──────── SOURCE EXTRACT
The Herald-Leader and other state newspapers– though not so much the Courier-Journal – have documented the big flaw in Beshear’s plan: Health care providers, pharmacies and others report they aren’t getting paid by Coventry and other health insurers that won billions worth of state contracts.
Those who are getting paid are having to negotiate long waits to get procedures approved, or to get denials of care reversed, according to media reports.
All of which are threatening to put providers out of business is a state that already is woefully short of docs and health care professionals.
Now, sources tell us CJ reporter Deborah Yetter is playing catch-up with a series of articles:
Her focus will be on the impact of the changes on providers and patients, but will miss an important point … whether the approach will generate the savings the Governor and Secretary of Health and Family Services Cabinet Janie Miller have touted.
Our sources say the answer is, “No.”
Here’s why:
So, the much-touted plan cut Medicaid costs by $375 million is on track to lose an additional $43. 2 million.
(Editor’s note: Miller resigned yesterday, though it’s not clear if her departure is related to the medicaid changes, or to the controversy growing out of the state’s refusal to release information related to the deaths of abused children.)
Back in April, Centene, Tampa-based WellCare and Coventry were among a number of health insurers bidding on about $6 billion in annual Medicaid managed care contracts for about 800,000 Medicaid members as Kentucky switched to managed care from a fees-for-services system.
Beshear’s plan was, critics say, grandstanding – a way to claim to be closing the state’s Medicaid funding gap during a campaign against Sen. David Williams, who called Beshear’s budget schemes “smoke and mirrors.”
Centene, WellCare and Coventry are all publicly traded companies. Passport Health Plan, a Louisville-based non-profit controlled by providers, is the managed care insurer for Jefferson County and 17 surrounding counties.
Each bid was based on per-member, per-month health care costs projections. Low-bidder Centene bid $330 per member, per month, according to documents submitted to Insider Louisville. WellCare bid was based on $400 per member per month and Coventry bid $436 per member, per month.
The algorithm state officials used to choose the winners favored the low-cost plans, obviously, because therein lies the savings Beshear was touting.
────────────────
(PROBLEM SET)
1. According to the Medicaid article, what amount per member, per month did Coventry bid?
2. Repeat the Medicaid article word for word, covering everything from "Those who are" down to "Miller have touted.".
3. Go on with the Medicaid article, picking up after its final sentence.
The data after this point are separate from the Medicaid article.
──────── DATA SHOWN
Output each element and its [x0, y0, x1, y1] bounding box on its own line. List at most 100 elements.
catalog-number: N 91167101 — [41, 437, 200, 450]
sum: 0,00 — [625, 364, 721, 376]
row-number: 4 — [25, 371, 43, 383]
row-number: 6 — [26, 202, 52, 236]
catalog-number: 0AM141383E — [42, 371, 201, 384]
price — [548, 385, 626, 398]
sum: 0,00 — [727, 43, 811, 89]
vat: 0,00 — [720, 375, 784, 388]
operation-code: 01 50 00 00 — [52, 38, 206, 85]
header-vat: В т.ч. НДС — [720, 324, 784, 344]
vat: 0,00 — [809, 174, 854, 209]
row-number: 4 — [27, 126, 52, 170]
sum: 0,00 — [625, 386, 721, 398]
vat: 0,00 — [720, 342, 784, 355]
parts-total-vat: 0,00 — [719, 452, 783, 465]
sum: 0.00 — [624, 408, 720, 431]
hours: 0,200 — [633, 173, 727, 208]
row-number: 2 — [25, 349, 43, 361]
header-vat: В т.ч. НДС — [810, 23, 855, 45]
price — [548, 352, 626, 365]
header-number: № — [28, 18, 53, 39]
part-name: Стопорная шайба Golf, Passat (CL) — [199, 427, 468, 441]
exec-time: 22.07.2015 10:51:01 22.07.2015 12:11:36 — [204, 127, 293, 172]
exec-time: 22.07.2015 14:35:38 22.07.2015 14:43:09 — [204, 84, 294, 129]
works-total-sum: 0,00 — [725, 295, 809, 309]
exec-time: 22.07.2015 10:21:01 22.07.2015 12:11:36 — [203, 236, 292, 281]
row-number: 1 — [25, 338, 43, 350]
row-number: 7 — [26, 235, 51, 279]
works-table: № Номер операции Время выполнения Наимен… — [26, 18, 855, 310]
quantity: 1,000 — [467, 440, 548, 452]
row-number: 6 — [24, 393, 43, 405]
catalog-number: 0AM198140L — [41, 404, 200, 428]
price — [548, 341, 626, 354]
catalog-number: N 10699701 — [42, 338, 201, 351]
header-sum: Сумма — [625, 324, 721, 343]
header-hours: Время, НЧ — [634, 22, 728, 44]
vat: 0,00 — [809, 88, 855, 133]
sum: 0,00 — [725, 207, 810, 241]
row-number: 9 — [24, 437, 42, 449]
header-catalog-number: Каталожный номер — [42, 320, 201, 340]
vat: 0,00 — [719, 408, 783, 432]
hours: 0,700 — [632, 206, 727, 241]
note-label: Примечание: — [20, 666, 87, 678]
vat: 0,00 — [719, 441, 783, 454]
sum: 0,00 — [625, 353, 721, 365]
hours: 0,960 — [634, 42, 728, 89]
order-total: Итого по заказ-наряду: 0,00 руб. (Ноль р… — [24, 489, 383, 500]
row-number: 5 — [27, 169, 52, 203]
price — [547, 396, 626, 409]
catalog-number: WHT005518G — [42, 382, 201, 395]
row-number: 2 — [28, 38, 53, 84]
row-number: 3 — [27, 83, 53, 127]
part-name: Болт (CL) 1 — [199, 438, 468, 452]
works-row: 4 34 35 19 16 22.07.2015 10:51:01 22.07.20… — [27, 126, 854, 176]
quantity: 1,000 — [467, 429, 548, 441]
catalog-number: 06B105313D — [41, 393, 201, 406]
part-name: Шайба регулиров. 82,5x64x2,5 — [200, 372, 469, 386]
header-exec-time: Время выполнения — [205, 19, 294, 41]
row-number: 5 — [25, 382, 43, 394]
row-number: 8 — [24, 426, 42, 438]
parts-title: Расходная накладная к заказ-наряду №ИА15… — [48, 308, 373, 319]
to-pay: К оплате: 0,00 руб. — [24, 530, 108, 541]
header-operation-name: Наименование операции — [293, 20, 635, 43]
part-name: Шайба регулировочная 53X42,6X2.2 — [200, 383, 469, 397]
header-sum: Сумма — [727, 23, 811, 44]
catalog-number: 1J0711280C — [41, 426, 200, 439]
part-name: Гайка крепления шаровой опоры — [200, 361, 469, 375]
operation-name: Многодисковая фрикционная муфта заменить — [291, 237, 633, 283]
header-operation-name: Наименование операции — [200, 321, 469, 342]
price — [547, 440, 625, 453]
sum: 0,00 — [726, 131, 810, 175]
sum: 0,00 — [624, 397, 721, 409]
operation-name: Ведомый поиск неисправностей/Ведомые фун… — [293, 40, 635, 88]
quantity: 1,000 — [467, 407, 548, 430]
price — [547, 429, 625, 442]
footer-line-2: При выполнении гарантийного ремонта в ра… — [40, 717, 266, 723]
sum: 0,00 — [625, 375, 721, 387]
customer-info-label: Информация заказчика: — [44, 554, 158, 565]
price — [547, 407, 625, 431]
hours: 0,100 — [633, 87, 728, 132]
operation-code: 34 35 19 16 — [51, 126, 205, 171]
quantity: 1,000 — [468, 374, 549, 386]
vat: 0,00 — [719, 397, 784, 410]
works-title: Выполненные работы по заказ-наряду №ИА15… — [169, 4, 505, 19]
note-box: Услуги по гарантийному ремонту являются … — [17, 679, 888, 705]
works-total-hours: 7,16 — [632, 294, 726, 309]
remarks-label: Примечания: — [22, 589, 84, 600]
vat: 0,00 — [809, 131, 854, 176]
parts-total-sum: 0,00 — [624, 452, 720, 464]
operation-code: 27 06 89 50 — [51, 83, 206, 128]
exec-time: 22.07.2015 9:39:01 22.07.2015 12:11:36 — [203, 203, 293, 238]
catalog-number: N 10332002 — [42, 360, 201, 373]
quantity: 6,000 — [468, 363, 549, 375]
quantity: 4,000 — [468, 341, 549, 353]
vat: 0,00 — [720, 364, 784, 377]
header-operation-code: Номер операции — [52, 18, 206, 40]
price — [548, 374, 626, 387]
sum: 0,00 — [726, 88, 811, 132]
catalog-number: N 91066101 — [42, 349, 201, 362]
────────────────
(TASK RESULTS)
1. Coventry bid $436 per member, per month.

2.
Those who are getting paid are having to negotiate long waits to get procedures approved, or to get denials of care reversed, according to media reports.
All of which are threatening to put providers out of business is a state that already is woefully short of docs and health care professionals.
Now, sources tell us CJ reporter Deborah Yetter is playing catch-up with a series of articles:
Her focus will be on the impact of the changes on providers and patients, but will miss an important point … whether the approach will generate the savings the Governor and Secretary of Health and Family Services Cabinet Janie Miller have touted.

3.
The state methodology initially assigned members to a plan, with the two lowest cost plans getting more members than the highest.
If Centene’s manged care system, for example, could actually get each member to spend less than $330 per month, they’d make a profit. But crucial to getting costs that low would mean lowering reimbursements to health care providers such as doctors and pharmacies, which meant losing some.
Sources in the meeting or with direct knowledge of events confirm state officials were congratulating themselves on implementation until a January meeting between Kentucky Hospital Association members and Miller.
Instead, “agitated” KHA members told Miller the implementation was a disaster, with providers from doctors groups to pharmacies not getting paid, said a source.
“What you’re seeing is, they slammed this thing through, and now it’s coming home to roost,” said an insider. “Any complex business transaction … when you rush it, you’re going to have a bunch of stuff happen that you didn’t anticipate.”
In April, 2011, state officials asked health insurers to submit managed-care proposals for the $6 billion worth of care 800,000 poor and elderly Kentuckians receive annually under the federal/state Medicaid program. At the time, Beshear touted the switch to managed care from fee-for-services as saving the state $375 million over the life of the initial three-year contracts. Insiders said officials in other states such as Georgia took as long as 18 months to make the change while Kentucky tried to do it in less than six months.